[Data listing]
## START

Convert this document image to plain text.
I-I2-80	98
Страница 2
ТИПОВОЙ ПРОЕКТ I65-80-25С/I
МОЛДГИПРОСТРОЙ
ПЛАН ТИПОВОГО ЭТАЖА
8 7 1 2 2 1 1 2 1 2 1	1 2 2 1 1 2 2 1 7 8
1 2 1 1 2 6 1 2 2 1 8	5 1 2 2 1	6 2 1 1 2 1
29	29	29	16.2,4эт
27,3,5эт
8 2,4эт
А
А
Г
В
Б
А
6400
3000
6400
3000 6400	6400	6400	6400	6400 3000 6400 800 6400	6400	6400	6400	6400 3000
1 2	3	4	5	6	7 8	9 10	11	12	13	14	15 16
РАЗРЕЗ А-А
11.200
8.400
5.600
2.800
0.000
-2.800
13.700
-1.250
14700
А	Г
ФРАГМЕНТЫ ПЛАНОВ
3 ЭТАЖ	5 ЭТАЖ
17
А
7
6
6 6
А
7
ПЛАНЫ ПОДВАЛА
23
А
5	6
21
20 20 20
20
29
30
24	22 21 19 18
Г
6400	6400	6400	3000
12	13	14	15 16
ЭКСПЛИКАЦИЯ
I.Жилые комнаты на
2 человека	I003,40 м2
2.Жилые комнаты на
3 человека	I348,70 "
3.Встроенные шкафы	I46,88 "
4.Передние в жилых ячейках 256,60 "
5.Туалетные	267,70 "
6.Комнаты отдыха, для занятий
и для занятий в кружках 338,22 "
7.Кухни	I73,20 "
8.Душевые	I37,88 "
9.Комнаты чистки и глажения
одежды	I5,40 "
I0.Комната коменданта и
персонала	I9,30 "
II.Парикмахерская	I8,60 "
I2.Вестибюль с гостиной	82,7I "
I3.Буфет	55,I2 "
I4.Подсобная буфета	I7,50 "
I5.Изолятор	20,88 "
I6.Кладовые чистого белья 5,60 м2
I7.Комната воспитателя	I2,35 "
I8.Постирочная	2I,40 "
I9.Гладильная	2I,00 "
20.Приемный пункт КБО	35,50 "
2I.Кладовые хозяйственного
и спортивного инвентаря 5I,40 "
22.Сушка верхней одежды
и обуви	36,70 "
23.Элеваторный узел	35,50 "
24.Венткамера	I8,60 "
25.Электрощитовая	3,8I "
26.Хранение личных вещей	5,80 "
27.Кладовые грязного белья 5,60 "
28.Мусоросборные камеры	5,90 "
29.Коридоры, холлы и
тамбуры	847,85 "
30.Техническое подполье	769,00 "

## END

**Given request:** Transcribe each record exactly. Leave nothing out.

**Exercise response:**
Convert this document image to plain text.
I-I2-80	98
Страница 2
ТИПОВОЙ ПРОЕКТ I65-80-25С/I
МОЛДГИПРОСТРОЙ
ПЛАН ТИПОВОГО ЭТАЖА
8 7 1 2 2 1 1 2 1 2 1	1 2 2 1 1 2 2 1 7 8
1 2 1 1 2 6 1 2 2 1 8	5 1 2 2 1	6 2 1 1 2 1
29	29	29	16.2,4эт
27,3,5эт
8 2,4эт
А
А
Г
В
Б
А
6400
3000
6400
3000 6400	6400	6400	6400	6400 3000 6400 800 6400	6400	6400	6400	6400 3000
1 2	3	4	5	6	7 8	9 10	11	12	13	14	15 16
РАЗРЕЗ А-А
11.200
8.400
5.600
2.800
0.000
-2.800
13.700
-1.250
14700
А	Г
ФРАГМЕНТЫ ПЛАНОВ
3 ЭТАЖ	5 ЭТАЖ
17
А
7
6
6 6
А
7
ПЛАНЫ ПОДВАЛА
23
А
5	6
21
20 20 20
20
29
30
24	22 21 19 18
Г
6400	6400	6400	3000
12	13	14	15 16
ЭКСПЛИКАЦИЯ
I.Жилые комнаты на
2 человека	I003,40 м2
2.Жилые комнаты на
3 человека	I348,70 "
3.Встроенные шкафы	I46,88 "
4.Передние в жилых ячейках 256,60 "
5.Туалетные	267,70 "
6.Комнаты отдыха, для занятий
и для занятий в кружках 338,22 "
7.Кухни	I73,20 "
8.Душевые	I37,88 "
9.Комнаты чистки и глажения
одежды	I5,40 "
I0.Комната коменданта и
персонала	I9,30 "
II.Парикмахерская	I8,60 "
I2.Вестибюль с гостиной	82,7I "
I3.Буфет	55,I2 "
I4.Подсобная буфета	I7,50 "
I5.Изолятор	20,88 "
I6.Кладовые чистого белья 5,60 м2
I7.Комната воспитателя	I2,35 "
I8.Постирочная	2I,40 "
I9.Гладильная	2I,00 "
20.Приемный пункт КБО	35,50 "
2I.Кладовые хозяйственного
и спортивного инвентаря 5I,40 "
22.Сушка верхней одежды
и обуви	36,70 "
23.Элеваторный узел	35,50 "
24.Венткамера	I8,60 "
25.Электрощитовая	3,8I "
26.Хранение личных вещей	5,80 "
27.Кладовые грязного белья 5,60 "
28.Мусоросборные камеры	5,90 "
29.Коридоры, холлы и
тамбуры	847,85 "
30.Техническое подполье	769,00 "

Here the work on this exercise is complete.